▼
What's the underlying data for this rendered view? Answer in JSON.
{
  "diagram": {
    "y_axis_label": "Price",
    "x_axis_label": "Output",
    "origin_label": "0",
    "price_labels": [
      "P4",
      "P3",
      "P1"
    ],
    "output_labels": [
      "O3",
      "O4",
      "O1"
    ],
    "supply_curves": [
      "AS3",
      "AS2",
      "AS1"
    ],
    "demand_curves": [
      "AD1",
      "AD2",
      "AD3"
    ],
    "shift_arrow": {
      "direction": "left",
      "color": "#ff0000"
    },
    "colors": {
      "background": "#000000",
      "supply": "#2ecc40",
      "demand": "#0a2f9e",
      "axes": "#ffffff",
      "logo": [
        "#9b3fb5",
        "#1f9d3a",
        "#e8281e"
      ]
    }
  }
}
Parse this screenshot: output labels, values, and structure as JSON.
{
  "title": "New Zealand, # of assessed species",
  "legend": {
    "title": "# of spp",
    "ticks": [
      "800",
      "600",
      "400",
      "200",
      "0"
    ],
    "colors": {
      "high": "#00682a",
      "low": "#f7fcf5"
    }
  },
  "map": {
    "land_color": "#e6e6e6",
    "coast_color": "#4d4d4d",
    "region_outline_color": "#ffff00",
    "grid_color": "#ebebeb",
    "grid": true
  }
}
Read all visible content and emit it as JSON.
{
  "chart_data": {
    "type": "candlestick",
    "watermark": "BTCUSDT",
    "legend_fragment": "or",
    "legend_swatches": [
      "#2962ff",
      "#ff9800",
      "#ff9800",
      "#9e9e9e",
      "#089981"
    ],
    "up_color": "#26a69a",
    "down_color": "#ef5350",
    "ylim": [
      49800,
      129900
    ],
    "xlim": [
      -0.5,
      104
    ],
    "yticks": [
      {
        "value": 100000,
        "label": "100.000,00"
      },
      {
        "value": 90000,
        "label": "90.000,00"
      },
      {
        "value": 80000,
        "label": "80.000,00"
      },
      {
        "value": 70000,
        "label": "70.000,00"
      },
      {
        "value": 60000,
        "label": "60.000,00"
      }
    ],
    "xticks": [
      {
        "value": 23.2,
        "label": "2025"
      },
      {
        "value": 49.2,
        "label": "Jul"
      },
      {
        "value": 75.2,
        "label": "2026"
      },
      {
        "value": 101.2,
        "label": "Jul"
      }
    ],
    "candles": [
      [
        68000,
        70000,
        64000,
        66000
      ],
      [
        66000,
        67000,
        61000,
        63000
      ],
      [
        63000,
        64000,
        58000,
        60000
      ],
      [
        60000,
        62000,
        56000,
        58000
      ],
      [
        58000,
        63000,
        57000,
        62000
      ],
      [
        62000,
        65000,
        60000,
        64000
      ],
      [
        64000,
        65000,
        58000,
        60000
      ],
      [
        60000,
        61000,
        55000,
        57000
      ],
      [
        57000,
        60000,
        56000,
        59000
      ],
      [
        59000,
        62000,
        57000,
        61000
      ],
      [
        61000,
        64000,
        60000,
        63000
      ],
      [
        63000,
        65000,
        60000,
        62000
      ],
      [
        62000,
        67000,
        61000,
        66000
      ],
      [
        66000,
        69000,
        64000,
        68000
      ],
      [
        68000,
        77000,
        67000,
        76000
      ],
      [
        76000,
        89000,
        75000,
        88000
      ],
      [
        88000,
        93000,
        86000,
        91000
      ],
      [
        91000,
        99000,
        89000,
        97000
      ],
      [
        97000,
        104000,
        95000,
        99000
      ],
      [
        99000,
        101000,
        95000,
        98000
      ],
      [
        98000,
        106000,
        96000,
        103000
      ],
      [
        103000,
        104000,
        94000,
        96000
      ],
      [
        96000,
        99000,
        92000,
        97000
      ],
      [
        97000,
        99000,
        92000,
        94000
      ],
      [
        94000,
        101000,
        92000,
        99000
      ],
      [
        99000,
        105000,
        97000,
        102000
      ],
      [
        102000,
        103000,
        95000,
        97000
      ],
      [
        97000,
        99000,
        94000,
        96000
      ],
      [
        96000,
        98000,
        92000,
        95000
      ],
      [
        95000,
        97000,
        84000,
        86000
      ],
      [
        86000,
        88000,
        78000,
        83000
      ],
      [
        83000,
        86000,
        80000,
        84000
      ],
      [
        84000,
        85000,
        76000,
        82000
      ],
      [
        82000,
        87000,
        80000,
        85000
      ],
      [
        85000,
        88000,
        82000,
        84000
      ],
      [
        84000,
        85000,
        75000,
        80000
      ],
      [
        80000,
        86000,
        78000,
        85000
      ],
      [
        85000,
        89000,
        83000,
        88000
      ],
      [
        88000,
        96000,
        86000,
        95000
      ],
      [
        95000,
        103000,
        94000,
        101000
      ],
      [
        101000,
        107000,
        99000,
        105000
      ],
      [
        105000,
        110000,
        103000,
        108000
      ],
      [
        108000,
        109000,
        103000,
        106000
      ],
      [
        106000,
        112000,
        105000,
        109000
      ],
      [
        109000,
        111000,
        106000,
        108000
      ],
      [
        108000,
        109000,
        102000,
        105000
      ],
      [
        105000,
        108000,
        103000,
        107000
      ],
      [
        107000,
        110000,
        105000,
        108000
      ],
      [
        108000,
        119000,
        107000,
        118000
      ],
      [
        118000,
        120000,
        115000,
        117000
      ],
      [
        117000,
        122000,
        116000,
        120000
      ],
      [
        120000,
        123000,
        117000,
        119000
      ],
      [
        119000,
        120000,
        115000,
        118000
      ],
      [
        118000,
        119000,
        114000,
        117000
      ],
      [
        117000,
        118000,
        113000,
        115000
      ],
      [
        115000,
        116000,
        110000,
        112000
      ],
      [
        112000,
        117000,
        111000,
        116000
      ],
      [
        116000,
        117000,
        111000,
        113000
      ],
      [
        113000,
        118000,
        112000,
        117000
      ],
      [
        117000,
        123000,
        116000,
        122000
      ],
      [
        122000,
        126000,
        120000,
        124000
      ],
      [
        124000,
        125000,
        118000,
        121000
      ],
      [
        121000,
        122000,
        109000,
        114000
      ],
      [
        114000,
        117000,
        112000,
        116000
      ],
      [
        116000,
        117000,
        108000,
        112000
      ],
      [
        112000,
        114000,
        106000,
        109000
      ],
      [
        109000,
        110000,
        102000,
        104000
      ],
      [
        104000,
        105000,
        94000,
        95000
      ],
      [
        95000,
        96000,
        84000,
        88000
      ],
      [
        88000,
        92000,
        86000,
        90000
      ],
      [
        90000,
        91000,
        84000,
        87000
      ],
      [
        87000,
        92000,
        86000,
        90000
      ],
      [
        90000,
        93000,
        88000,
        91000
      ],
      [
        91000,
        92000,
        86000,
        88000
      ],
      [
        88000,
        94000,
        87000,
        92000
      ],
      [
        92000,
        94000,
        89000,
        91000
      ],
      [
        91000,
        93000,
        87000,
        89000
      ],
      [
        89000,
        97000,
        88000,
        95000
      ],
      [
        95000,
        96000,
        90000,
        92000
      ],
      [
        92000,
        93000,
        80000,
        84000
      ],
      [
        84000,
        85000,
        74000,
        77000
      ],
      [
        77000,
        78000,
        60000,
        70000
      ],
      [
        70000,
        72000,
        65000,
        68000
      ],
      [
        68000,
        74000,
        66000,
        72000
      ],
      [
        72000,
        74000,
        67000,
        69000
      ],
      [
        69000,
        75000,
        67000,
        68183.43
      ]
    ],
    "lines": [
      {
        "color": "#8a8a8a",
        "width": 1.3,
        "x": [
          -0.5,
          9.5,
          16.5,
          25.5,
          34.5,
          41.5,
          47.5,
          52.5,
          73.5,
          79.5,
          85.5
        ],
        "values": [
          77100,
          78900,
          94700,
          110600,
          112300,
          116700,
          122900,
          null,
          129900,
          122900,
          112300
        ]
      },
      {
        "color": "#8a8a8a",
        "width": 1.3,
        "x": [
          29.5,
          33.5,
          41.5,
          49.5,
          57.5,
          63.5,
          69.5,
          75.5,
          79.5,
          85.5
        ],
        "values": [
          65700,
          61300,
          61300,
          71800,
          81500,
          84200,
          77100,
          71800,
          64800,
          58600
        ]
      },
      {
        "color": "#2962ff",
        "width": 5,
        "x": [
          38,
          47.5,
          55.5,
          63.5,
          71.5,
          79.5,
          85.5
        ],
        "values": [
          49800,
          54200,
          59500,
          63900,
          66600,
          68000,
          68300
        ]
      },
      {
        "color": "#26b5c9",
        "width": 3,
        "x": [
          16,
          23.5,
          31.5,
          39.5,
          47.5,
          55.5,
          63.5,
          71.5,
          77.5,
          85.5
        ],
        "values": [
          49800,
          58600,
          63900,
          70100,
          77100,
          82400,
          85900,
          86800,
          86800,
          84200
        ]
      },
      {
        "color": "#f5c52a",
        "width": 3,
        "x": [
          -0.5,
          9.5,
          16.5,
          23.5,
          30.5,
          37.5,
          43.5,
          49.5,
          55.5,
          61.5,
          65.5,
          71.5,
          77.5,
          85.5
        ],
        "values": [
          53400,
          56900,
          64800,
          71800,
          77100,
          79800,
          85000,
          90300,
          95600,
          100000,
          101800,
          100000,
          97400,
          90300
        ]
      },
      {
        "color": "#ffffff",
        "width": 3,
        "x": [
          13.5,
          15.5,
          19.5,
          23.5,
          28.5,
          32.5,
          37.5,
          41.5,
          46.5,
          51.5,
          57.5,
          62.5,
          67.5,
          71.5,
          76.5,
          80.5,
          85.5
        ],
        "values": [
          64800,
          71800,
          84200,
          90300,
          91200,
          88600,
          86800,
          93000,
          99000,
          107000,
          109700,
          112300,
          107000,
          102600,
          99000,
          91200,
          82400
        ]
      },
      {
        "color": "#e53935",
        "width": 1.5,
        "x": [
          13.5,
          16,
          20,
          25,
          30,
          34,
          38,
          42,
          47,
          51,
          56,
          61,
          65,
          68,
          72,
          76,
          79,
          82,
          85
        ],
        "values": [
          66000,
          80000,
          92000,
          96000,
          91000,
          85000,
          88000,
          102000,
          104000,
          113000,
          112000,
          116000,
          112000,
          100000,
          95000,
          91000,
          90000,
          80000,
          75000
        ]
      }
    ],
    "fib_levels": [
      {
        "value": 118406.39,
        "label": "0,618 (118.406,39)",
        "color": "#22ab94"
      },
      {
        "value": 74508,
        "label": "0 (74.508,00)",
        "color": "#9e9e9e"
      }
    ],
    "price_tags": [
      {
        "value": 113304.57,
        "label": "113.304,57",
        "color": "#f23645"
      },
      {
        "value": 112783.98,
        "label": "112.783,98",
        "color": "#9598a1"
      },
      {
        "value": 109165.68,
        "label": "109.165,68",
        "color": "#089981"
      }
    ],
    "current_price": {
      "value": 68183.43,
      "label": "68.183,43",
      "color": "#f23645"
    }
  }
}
▲
--- EXERCISE BRIEF ---
In the records above, locate each line with the word "JSON". Copy all such lines.

--- WORKED SOLUTION ---
What's the underlying data for this rendered view? Answer in JSON.
Parse this screenshot: output labels, values, and structure as JSON.
Read all visible content and emit it as JSON.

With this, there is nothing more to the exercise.